From the records below, pull each line that has "OECD".

▼▼▼

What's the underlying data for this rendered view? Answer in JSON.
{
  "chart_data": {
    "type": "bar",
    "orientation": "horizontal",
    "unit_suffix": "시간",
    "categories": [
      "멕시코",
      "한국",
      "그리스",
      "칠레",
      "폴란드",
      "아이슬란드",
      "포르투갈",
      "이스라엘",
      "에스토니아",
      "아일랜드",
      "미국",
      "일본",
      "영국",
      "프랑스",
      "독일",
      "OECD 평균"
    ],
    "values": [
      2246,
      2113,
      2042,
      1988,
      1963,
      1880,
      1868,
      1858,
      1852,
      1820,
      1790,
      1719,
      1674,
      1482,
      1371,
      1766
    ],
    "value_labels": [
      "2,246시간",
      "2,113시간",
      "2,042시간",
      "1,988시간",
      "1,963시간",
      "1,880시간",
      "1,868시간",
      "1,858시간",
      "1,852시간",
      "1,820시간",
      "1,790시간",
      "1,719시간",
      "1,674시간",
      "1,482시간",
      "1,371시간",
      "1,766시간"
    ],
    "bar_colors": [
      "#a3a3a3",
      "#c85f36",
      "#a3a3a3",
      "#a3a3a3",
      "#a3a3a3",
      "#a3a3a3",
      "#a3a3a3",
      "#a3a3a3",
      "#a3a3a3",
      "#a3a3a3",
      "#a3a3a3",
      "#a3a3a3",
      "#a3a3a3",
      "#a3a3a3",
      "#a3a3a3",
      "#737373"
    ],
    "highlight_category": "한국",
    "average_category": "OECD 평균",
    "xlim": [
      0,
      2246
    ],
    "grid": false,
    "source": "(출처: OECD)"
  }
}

▲▲▲

**RESULT**
      "OECD 평균"
    "average_category": "OECD 평균",
    "source": "(출처: OECD)"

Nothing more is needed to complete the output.